**DATASET ROWS:**

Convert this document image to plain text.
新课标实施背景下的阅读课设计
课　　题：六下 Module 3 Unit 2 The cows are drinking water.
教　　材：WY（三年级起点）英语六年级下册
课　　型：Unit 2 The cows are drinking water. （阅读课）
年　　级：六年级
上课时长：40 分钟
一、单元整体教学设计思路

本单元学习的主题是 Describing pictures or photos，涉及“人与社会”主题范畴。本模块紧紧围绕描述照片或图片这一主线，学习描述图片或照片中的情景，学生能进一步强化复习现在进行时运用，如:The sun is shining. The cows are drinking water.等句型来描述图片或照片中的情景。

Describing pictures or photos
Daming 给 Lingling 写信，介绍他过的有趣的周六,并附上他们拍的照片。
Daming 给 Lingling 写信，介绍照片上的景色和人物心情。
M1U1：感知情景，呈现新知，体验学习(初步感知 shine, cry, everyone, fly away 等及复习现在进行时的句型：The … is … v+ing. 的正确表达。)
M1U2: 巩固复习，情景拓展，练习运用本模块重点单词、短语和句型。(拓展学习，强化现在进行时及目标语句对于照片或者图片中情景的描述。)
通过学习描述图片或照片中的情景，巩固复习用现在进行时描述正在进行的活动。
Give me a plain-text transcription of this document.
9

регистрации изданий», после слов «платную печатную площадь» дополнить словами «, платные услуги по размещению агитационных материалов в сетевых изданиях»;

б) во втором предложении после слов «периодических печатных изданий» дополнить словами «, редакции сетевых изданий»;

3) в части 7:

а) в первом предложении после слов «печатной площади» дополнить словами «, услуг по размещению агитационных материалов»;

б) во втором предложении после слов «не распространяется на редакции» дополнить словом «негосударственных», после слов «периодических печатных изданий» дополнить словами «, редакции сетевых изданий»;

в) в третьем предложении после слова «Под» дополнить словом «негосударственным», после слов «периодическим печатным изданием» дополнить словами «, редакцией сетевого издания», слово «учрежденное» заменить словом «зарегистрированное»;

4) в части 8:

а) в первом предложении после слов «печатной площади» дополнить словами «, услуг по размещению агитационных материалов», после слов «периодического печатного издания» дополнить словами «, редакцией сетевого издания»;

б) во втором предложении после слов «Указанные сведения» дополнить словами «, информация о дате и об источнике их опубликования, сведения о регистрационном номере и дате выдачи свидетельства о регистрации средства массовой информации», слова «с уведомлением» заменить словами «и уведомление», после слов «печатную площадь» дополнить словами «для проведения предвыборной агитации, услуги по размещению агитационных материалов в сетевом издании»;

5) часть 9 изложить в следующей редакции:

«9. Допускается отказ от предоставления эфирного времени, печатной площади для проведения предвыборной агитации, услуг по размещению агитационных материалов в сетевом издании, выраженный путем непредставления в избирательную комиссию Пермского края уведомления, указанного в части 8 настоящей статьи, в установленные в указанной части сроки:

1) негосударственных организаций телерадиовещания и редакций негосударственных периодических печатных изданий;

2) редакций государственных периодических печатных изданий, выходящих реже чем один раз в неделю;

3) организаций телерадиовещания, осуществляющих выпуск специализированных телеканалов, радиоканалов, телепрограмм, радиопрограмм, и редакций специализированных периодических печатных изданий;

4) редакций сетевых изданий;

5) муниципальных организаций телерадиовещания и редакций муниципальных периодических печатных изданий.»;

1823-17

**EXERCISE DETAILS:** The entries above should be repeated exactly, every one of them.

**THE SOLUTION:**
Convert this document image to plain text.
新课标实施背景下的阅读课设计
课　　题：六下 Module 3 Unit 2 The cows are drinking water.
教　　材：WY（三年级起点）英语六年级下册
课　　型：Unit 2 The cows are drinking water. （阅读课）
年　　级：六年级
上课时长：40 分钟
一、单元整体教学设计思路

本单元学习的主题是 Describing pictures or photos，涉及“人与社会”主题范畴。本模块紧紧围绕描述照片或图片这一主线，学习描述图片或照片中的情景，学生能进一步强化复习现在进行时运用，如:The sun is shining. The cows are drinking water.等句型来描述图片或照片中的情景。

Describing pictures or photos
Daming 给 Lingling 写信，介绍他过的有趣的周六,并附上他们拍的照片。
Daming 给 Lingling 写信，介绍照片上的景色和人物心情。
M1U1：感知情景，呈现新知，体验学习(初步感知 shine, cry, everyone, fly away 等及复习现在进行时的句型：The … is … v+ing. 的正确表达。)
M1U2: 巩固复习，情景拓展，练习运用本模块重点单词、短语和句型。(拓展学习，强化现在进行时及目标语句对于照片或者图片中情景的描述。)
通过学习描述图片或照片中的情景，巩固复习用现在进行时描述正在进行的活动。
Give me a plain-text transcription of this document.
9

регистрации изданий», после слов «платную печатную площадь» дополнить словами «, платные услуги по размещению агитационных материалов в сетевых изданиях»;

б) во втором предложении после слов «периодических печатных изданий» дополнить словами «, редакции сетевых изданий»;

3) в части 7:

а) в первом предложении после слов «печатной площади» дополнить словами «, услуг по размещению агитационных материалов»;

б) во втором предложении после слов «не распространяется на редакции» дополнить словом «негосударственных», после слов «периодических печатных изданий» дополнить словами «, редакции сетевых изданий»;

в) в третьем предложении после слова «Под» дополнить словом «негосударственным», после слов «периодическим печатным изданием» дополнить словами «, редакцией сетевого издания», слово «учрежденное» заменить словом «зарегистрированное»;

4) в части 8:

а) в первом предложении после слов «печатной площади» дополнить словами «, услуг по размещению агитационных материалов», после слов «периодического печатного издания» дополнить словами «, редакцией сетевого издания»;

б) во втором предложении после слов «Указанные сведения» дополнить словами «, информация о дате и об источнике их опубликования, сведения о регистрационном номере и дате выдачи свидетельства о регистрации средства массовой информации», слова «с уведомлением» заменить словами «и уведомление», после слов «печатную площадь» дополнить словами «для проведения предвыборной агитации, услуги по размещению агитационных материалов в сетевом издании»;

5) часть 9 изложить в следующей редакции:

«9. Допускается отказ от предоставления эфирного времени, печатной площади для проведения предвыборной агитации, услуг по размещению агитационных материалов в сетевом издании, выраженный путем непредставления в избирательную комиссию Пермского края уведомления, указанного в части 8 настоящей статьи, в установленные в указанной части сроки:

1) негосударственных организаций телерадиовещания и редакций негосударственных периодических печатных изданий;

2) редакций государственных периодических печатных изданий, выходящих реже чем один раз в неделю;

3) организаций телерадиовещания, осуществляющих выпуск специализированных телеканалов, радиоканалов, телепрограмм, радиопрограмм, и редакций специализированных периодических печатных изданий;

4) редакций сетевых изданий;

5) муниципальных организаций телерадиовещания и редакций муниципальных периодических печатных изданий.»;

1823-17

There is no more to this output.